• _Source data_
_____

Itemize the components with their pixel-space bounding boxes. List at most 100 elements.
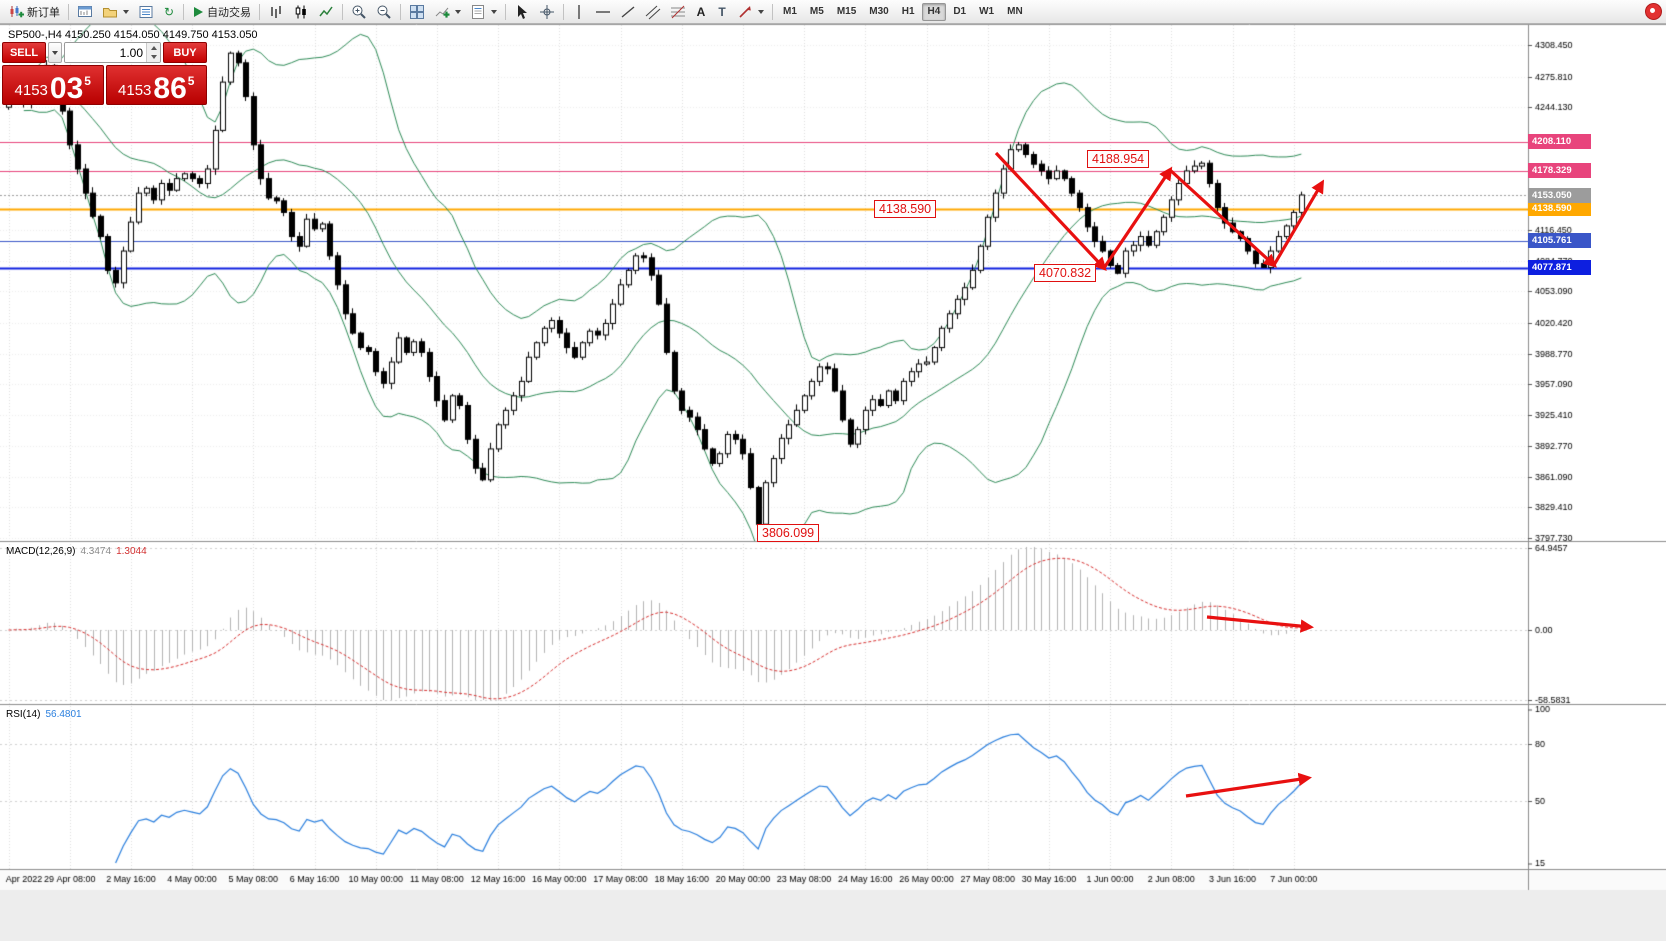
bar-chart-type-button[interactable] xyxy=(264,2,288,22)
new-order-label: 新订单 xyxy=(27,6,60,19)
sell-button[interactable]: SELL xyxy=(2,42,46,63)
auto-trade-play-icon xyxy=(194,6,203,17)
buy-price-button[interactable]: 4153 86 5 xyxy=(105,65,207,105)
horizontal-line-icon xyxy=(596,10,610,13)
text-tool-icon: A xyxy=(696,4,706,19)
chart-window-button[interactable] xyxy=(73,2,97,22)
tile-windows-icon xyxy=(410,4,424,19)
toolbar-separator xyxy=(400,3,401,20)
zoom-in-button[interactable] xyxy=(347,2,371,22)
volume-steppers xyxy=(146,43,160,62)
candlestick-chart-type-button[interactable] xyxy=(289,2,313,22)
price-axis-badge: 4105.761 xyxy=(1528,233,1591,249)
volume-input[interactable] xyxy=(65,43,146,62)
timeframe-m30-button[interactable]: M30 xyxy=(863,3,894,21)
timeframe-m1-button[interactable]: M1 xyxy=(777,3,803,21)
profiles-caret-icon xyxy=(123,9,129,14)
new-order-icon xyxy=(10,5,24,17)
channel-tool-button[interactable] xyxy=(641,2,665,22)
trade-options-button[interactable] xyxy=(48,42,62,63)
symbol-quote-header: SP500-,H4 4150.250 4154.050 4149.750 415… xyxy=(8,29,258,41)
fibonacci-tool-button[interactable] xyxy=(666,2,690,22)
indicators-caret-icon xyxy=(455,9,461,14)
sell-price-sup: 5 xyxy=(84,74,91,88)
rsi-value: 56.4801 xyxy=(45,709,82,720)
new-order-button[interactable]: 新订单 xyxy=(4,2,64,22)
arrow-tool-icon xyxy=(739,5,751,18)
timeframe-bar: M1 M5 M15 M30 H1 H4 D1 W1 MN xyxy=(777,2,1029,21)
crosshair-icon xyxy=(540,4,554,19)
price-axis-badge: 4153.050 xyxy=(1528,187,1591,203)
profiles-icon xyxy=(103,7,117,17)
arrows-caret-icon xyxy=(758,9,764,14)
indicators-icon xyxy=(435,7,450,18)
stepper-down-icon xyxy=(150,55,157,60)
buy-price-pips: 86 xyxy=(153,71,187,105)
market-watch-button[interactable] xyxy=(134,2,158,22)
zoom-in-icon xyxy=(352,5,366,19)
zoom-out-button[interactable] xyxy=(372,2,396,22)
price-axis-badge: 4208.110 xyxy=(1528,134,1591,150)
cursor-tool-button[interactable] xyxy=(510,2,534,22)
chart-window-icon xyxy=(78,5,92,17)
horizontal-line-tool-button[interactable] xyxy=(591,2,615,22)
price-annotation-label[interactable]: 4188.954 xyxy=(1087,150,1150,168)
market-watch-icon xyxy=(139,5,153,18)
timeframe-d1-button[interactable]: D1 xyxy=(947,3,972,21)
timeframe-mn-button[interactable]: MN xyxy=(1001,3,1029,21)
fibonacci-icon xyxy=(671,5,685,18)
macd-value-main: 4.3474 xyxy=(80,546,112,557)
crosshair-tool-button[interactable] xyxy=(535,2,559,22)
sell-price-pips: 03 xyxy=(49,71,84,105)
templates-button[interactable] xyxy=(466,2,501,22)
label-tool-button[interactable]: T xyxy=(712,2,732,22)
indicators-button[interactable] xyxy=(430,2,465,22)
trade-options-caret-icon xyxy=(52,50,58,55)
text-tool-button[interactable]: A xyxy=(691,2,711,22)
cursor-icon xyxy=(518,4,527,19)
tile-windows-button[interactable] xyxy=(405,2,429,22)
timeframe-m15-button[interactable]: M15 xyxy=(831,3,862,21)
macd-value-signal: 1.3044 xyxy=(116,546,147,557)
volume-up-button[interactable] xyxy=(147,43,160,53)
line-chart-icon xyxy=(319,6,333,16)
trendline-tool-button[interactable] xyxy=(616,2,640,22)
vertical-line-icon xyxy=(578,4,580,19)
timeframe-m5-button[interactable]: M5 xyxy=(804,3,830,21)
toolbar-separator xyxy=(68,3,69,20)
buy-price-big: 4153 xyxy=(118,82,152,99)
refresh-button[interactable]: ↻ xyxy=(159,2,179,22)
profiles-button[interactable] xyxy=(98,2,133,22)
buy-price-sup: 5 xyxy=(187,74,195,88)
one-click-trading-panel: SELL BUY 4153 03 5 4153 86 5 xyxy=(2,42,207,105)
sell-price-big: 4153 xyxy=(14,82,48,99)
auto-trade-label: 自动交易 xyxy=(207,6,251,19)
toolbar-separator xyxy=(563,3,564,20)
price-axis-badge: 4178.329 xyxy=(1528,163,1591,179)
vertical-line-tool-button[interactable] xyxy=(568,2,590,22)
refresh-icon: ↻ xyxy=(163,4,175,19)
timeframe-h1-button[interactable]: H1 xyxy=(896,3,921,21)
auto-trade-button[interactable]: 自动交易 xyxy=(188,2,255,22)
timeframe-w1-button[interactable]: W1 xyxy=(973,3,1000,21)
sell-price-button[interactable]: 4153 03 5 xyxy=(2,65,104,105)
toolbar-separator xyxy=(505,3,506,20)
toolbar-separator xyxy=(342,3,343,20)
timeframe-h4-button[interactable]: H4 xyxy=(921,2,947,21)
candlestick-chart-icon xyxy=(295,5,306,18)
price-annotation-label[interactable]: 4070.832 xyxy=(1034,264,1097,282)
price-annotation-label[interactable]: 4138.590 xyxy=(874,200,937,218)
channel-icon xyxy=(645,5,661,19)
arrows-tool-button[interactable] xyxy=(733,2,768,22)
volume-box xyxy=(64,42,161,63)
volume-down-button[interactable] xyxy=(147,52,160,62)
rsi-label: RSI(14) 56.4801 xyxy=(6,709,82,720)
buy-button[interactable]: BUY xyxy=(163,42,207,63)
price-annotation-label[interactable]: 3806.099 xyxy=(757,524,820,542)
templates-icon xyxy=(472,4,484,19)
line-chart-type-button[interactable] xyxy=(314,2,338,22)
price-axis-badge: 4138.590 xyxy=(1528,201,1591,217)
toolbar-separator xyxy=(183,3,184,20)
notification-icon[interactable] xyxy=(1645,3,1662,20)
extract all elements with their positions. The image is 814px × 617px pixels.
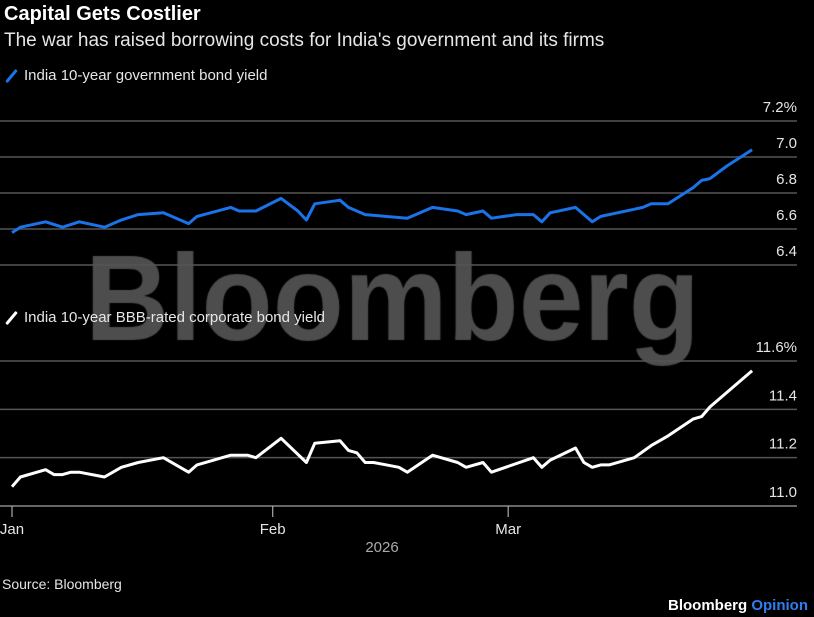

_____

• _WHAT IS BEING ASKED_
Copy the data above verbatim, line for line, and omit the pictures.

• _FINISHED ANSWER_
Itemize the components with their pixel-space bounding boxes. List at most 100 elements.
bar-chart-type-button[interactable] xyxy=(264,2,288,22)
new-order-label: 新订单 xyxy=(27,6,60,19)
sell-button[interactable]: SELL xyxy=(2,42,46,63)
auto-trade-play-icon xyxy=(194,6,203,17)
buy-price-button[interactable]: 4153 86 5 xyxy=(105,65,207,105)
horizontal-line-icon xyxy=(596,10,610,13)
text-tool-icon: A xyxy=(696,4,706,19)
chart-window-button[interactable] xyxy=(73,2,97,22)
tile-windows-icon xyxy=(410,4,424,19)
toolbar-separator xyxy=(400,3,401,20)
zoom-in-button[interactable] xyxy=(347,2,371,22)
volume-steppers xyxy=(146,43,160,62)
candlestick-chart-type-button[interactable] xyxy=(289,2,313,22)
price-axis-badge: 4105.761 xyxy=(1528,233,1591,249)
volume-input[interactable] xyxy=(65,43,146,62)
timeframe-m30-button[interactable]: M30 xyxy=(863,3,894,21)
timeframe-m1-button[interactable]: M1 xyxy=(777,3,803,21)
profiles-caret-icon xyxy=(123,9,129,14)
new-order-icon xyxy=(10,5,24,17)
channel-tool-button[interactable] xyxy=(641,2,665,22)
trade-options-button[interactable] xyxy=(48,42,62,63)
symbol-quote-header: SP500-,H4 4150.250 4154.050 4149.750 415… xyxy=(8,29,258,41)
fibonacci-tool-button[interactable] xyxy=(666,2,690,22)
indicators-caret-icon xyxy=(455,9,461,14)
sell-price-sup: 5 xyxy=(84,74,91,88)
rsi-value: 56.4801 xyxy=(45,709,82,720)
new-order-button[interactable]: 新订单 xyxy=(4,2,64,22)
arrow-tool-icon xyxy=(739,5,751,18)
timeframe-bar: M1 M5 M15 M30 H1 H4 D1 W1 MN xyxy=(777,2,1029,21)
crosshair-icon xyxy=(540,4,554,19)
price-axis-badge: 4153.050 xyxy=(1528,187,1591,203)
profiles-icon xyxy=(103,7,117,17)
arrows-caret-icon xyxy=(758,9,764,14)
indicators-icon xyxy=(435,7,450,18)
stepper-down-icon xyxy=(150,55,157,60)
buy-price-pips: 86 xyxy=(153,71,187,105)
market-watch-button[interactable] xyxy=(134,2,158,22)
zoom-in-icon xyxy=(352,5,366,19)
zoom-out-button[interactable] xyxy=(372,2,396,22)
price-axis-badge: 4208.110 xyxy=(1528,134,1591,150)
cursor-tool-button[interactable] xyxy=(510,2,534,22)
chart-window-icon xyxy=(78,5,92,17)
horizontal-line-tool-button[interactable] xyxy=(591,2,615,22)
price-annotation-label[interactable]: 4188.954 xyxy=(1087,150,1150,168)
market-watch-icon xyxy=(139,5,153,18)
timeframe-d1-button[interactable]: D1 xyxy=(947,3,972,21)
timeframe-mn-button[interactable]: MN xyxy=(1001,3,1029,21)
fibonacci-icon xyxy=(671,5,685,18)
macd-value-main: 4.3474 xyxy=(80,546,112,557)
crosshair-tool-button[interactable] xyxy=(535,2,559,22)
sell-price-pips: 03 xyxy=(49,71,84,105)
templates-button[interactable] xyxy=(466,2,501,22)
label-tool-button[interactable]: T xyxy=(712,2,732,22)
indicators-button[interactable] xyxy=(430,2,465,22)
trade-options-caret-icon xyxy=(52,50,58,55)
text-tool-button[interactable]: A xyxy=(691,2,711,22)
cursor-icon xyxy=(518,4,527,19)
tile-windows-button[interactable] xyxy=(405,2,429,22)
timeframe-m15-button[interactable]: M15 xyxy=(831,3,862,21)
macd-value-signal: 1.3044 xyxy=(116,546,147,557)
volume-up-button[interactable] xyxy=(147,43,160,53)
line-chart-icon xyxy=(319,6,333,16)
trendline-tool-button[interactable] xyxy=(616,2,640,22)
vertical-line-icon xyxy=(578,4,580,19)
timeframe-m5-button[interactable]: M5 xyxy=(804,3,830,21)
toolbar-separator xyxy=(68,3,69,20)
buy-price-big: 4153 xyxy=(118,82,152,99)
refresh-button[interactable]: ↻ xyxy=(159,2,179,22)
profiles-button[interactable] xyxy=(98,2,133,22)
buy-price-sup: 5 xyxy=(187,74,195,88)
one-click-trading-panel: SELL BUY 4153 03 5 4153 86 5 xyxy=(2,42,207,105)
sell-price-big: 4153 xyxy=(14,82,48,99)
auto-trade-label: 自动交易 xyxy=(207,6,251,19)
toolbar-separator xyxy=(563,3,564,20)
price-axis-badge: 4178.329 xyxy=(1528,163,1591,179)
vertical-line-tool-button[interactable] xyxy=(568,2,590,22)
refresh-icon: ↻ xyxy=(163,4,175,19)
timeframe-h1-button[interactable]: H1 xyxy=(896,3,921,21)
auto-trade-button[interactable]: 自动交易 xyxy=(188,2,255,22)
timeframe-w1-button[interactable]: W1 xyxy=(973,3,1000,21)
sell-price-button[interactable]: 4153 03 5 xyxy=(2,65,104,105)
toolbar-separator xyxy=(505,3,506,20)
toolbar-separator xyxy=(342,3,343,20)
timeframe-h4-button[interactable]: H4 xyxy=(921,2,947,21)
candlestick-chart-icon xyxy=(295,5,306,18)
price-annotation-label[interactable]: 4070.832 xyxy=(1034,264,1097,282)
price-annotation-label[interactable]: 4138.590 xyxy=(874,200,937,218)
channel-icon xyxy=(645,5,661,19)
arrows-tool-button[interactable] xyxy=(733,2,768,22)
volume-box xyxy=(64,42,161,63)
volume-down-button[interactable] xyxy=(147,52,160,62)
rsi-label: RSI(14) 56.4801 xyxy=(6,709,82,720)
buy-button[interactable]: BUY xyxy=(163,42,207,63)
price-annotation-label[interactable]: 3806.099 xyxy=(757,524,820,542)
templates-icon xyxy=(472,4,484,19)
line-chart-type-button[interactable] xyxy=(314,2,338,22)
price-axis-badge: 4138.590 xyxy=(1528,201,1591,217)
toolbar-separator xyxy=(183,3,184,20)
notification-icon[interactable] xyxy=(1645,3,1662,20)
extract all elements with their positions. The image is 814px × 617px pixels.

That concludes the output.